#### Short problem:
From the entries below, work out the number of lines that hold the word "yürü", and give that number alone.

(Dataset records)
[BEGIN]

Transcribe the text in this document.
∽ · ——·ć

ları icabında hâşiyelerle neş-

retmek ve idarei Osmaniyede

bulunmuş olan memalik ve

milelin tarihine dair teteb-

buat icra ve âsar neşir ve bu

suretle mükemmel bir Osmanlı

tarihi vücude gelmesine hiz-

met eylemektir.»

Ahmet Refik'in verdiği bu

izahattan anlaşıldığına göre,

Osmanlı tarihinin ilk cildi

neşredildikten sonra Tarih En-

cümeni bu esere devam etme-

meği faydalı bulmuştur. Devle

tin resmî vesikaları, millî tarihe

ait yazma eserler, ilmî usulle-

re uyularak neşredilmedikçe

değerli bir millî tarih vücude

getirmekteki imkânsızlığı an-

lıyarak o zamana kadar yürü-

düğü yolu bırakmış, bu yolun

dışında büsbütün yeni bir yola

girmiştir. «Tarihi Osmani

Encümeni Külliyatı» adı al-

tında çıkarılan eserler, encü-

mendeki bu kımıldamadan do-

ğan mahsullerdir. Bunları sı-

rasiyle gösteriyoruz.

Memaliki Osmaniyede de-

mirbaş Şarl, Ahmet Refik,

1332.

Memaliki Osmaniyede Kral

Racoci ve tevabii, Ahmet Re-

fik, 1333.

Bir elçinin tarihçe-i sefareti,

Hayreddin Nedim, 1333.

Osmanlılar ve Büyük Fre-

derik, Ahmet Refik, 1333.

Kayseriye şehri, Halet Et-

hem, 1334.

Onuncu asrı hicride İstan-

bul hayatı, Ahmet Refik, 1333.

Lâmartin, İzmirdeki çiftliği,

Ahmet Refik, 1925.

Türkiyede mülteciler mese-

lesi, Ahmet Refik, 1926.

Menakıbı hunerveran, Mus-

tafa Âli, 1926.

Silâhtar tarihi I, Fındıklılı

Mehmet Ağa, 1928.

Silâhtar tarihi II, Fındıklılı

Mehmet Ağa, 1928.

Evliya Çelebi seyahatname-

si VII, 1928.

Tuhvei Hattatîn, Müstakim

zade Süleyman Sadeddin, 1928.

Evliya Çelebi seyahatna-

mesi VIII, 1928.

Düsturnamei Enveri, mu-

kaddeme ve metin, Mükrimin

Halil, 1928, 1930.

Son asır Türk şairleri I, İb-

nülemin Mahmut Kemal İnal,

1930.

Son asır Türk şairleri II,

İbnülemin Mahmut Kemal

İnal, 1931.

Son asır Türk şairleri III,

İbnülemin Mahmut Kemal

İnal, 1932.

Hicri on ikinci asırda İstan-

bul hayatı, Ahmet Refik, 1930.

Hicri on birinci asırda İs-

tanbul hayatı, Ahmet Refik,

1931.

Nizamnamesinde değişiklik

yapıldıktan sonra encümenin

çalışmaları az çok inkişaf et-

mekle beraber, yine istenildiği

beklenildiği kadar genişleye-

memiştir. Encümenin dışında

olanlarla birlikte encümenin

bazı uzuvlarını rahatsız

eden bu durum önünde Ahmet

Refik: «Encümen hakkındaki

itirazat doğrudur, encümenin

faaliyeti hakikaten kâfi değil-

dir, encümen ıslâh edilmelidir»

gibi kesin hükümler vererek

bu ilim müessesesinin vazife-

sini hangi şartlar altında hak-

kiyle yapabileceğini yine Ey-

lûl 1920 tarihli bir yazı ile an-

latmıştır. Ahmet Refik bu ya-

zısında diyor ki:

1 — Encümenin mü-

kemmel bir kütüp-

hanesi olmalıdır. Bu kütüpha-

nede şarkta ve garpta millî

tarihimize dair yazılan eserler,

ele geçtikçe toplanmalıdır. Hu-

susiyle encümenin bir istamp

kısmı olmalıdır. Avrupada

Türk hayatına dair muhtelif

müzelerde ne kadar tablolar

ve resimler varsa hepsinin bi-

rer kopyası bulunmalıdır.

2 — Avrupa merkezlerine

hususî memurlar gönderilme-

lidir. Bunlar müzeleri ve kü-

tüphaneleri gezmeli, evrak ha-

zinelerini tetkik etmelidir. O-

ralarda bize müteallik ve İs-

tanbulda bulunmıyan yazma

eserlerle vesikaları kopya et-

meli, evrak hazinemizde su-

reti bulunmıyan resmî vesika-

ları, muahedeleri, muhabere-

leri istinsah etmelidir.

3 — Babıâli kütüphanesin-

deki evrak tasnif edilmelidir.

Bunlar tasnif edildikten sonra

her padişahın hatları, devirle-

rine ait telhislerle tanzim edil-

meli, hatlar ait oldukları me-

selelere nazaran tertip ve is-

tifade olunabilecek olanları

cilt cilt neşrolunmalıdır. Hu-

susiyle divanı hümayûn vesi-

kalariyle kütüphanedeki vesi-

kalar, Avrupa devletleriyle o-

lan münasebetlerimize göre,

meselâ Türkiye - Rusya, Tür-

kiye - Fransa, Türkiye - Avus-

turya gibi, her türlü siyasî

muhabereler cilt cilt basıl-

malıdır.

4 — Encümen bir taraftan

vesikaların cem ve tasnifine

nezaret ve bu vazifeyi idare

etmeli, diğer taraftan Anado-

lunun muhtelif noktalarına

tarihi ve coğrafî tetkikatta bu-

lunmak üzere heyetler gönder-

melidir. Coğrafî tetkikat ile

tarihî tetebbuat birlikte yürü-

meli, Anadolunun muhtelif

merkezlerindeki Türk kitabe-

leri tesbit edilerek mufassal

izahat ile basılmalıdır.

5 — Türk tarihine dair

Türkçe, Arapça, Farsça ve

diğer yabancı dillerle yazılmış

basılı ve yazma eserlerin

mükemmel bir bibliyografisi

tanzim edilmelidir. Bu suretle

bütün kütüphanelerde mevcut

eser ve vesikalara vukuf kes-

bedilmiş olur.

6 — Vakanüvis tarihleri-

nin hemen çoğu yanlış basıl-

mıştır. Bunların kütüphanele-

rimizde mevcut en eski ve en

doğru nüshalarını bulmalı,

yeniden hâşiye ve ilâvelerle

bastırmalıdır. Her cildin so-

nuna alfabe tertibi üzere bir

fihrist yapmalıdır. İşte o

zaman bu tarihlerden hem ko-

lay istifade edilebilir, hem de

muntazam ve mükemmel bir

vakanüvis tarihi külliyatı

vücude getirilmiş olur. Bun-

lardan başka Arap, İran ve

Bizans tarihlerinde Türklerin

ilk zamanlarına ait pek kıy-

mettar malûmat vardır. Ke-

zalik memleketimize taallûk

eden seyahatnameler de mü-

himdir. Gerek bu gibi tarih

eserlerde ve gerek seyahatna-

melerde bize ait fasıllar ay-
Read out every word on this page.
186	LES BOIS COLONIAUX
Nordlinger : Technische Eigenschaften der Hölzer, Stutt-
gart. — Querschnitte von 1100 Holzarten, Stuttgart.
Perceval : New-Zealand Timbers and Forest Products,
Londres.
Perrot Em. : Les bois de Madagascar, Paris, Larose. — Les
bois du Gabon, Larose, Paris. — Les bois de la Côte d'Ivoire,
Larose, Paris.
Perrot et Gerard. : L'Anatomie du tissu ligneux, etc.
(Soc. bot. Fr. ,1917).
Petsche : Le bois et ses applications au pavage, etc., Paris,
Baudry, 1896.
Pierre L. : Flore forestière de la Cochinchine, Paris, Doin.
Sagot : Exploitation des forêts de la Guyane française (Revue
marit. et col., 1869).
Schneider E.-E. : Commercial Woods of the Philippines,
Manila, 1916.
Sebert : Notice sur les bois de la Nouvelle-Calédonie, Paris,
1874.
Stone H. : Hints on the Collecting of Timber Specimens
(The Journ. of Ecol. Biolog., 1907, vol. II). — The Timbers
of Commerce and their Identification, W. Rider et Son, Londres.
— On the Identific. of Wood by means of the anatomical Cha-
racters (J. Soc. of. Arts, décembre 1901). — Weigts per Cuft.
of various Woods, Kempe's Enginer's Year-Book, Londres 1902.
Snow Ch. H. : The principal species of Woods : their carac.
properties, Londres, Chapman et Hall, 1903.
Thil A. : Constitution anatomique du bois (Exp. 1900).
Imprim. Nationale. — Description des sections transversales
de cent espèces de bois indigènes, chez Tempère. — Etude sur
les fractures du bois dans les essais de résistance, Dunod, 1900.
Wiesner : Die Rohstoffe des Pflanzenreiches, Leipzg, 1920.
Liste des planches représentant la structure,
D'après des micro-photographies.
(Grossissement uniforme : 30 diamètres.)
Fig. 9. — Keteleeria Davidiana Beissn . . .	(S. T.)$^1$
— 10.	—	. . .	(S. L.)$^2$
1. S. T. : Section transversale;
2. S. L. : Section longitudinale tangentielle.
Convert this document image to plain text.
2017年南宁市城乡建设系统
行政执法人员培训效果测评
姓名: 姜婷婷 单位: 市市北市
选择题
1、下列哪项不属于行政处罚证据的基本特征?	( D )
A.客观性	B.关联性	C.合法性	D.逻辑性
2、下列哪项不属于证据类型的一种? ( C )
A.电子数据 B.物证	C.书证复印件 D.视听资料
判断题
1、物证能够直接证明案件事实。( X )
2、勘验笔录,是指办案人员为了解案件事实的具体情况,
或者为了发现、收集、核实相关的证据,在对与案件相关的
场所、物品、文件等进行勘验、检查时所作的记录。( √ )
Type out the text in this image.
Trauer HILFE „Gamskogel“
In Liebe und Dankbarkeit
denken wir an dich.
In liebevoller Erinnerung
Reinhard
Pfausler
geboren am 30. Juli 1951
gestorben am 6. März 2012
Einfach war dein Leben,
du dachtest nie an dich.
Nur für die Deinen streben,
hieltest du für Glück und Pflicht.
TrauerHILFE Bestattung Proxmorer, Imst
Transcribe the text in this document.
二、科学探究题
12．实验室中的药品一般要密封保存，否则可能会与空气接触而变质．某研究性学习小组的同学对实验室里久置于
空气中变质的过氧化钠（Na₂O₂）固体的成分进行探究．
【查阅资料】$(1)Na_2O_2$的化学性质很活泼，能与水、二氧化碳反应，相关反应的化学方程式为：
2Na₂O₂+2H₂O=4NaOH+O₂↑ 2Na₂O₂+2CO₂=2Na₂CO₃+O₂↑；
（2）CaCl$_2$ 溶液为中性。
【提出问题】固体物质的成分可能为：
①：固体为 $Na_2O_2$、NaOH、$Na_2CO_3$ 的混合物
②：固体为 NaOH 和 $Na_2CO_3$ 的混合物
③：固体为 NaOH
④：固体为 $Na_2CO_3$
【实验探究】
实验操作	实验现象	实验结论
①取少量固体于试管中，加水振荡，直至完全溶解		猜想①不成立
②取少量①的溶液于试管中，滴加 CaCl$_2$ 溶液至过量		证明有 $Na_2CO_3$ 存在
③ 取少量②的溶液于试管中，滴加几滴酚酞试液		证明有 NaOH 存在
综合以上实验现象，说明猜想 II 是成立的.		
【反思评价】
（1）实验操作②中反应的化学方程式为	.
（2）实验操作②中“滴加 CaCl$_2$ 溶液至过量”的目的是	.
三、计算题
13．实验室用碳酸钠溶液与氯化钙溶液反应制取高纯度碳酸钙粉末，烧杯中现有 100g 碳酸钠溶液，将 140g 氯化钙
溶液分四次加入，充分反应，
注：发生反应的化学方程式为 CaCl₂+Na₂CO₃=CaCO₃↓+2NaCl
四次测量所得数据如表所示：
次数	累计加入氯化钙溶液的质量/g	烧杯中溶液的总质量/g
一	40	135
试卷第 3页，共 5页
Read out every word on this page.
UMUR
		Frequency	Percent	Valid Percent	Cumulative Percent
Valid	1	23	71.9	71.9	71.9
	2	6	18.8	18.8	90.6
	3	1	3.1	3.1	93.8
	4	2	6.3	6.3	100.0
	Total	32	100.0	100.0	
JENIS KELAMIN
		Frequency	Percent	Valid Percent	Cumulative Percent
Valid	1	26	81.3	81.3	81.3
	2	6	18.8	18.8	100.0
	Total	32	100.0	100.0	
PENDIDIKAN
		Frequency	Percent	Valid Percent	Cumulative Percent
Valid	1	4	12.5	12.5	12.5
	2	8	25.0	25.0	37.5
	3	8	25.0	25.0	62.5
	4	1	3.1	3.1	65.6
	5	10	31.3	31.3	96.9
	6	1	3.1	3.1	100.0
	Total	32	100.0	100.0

[END]

#### Task output:
2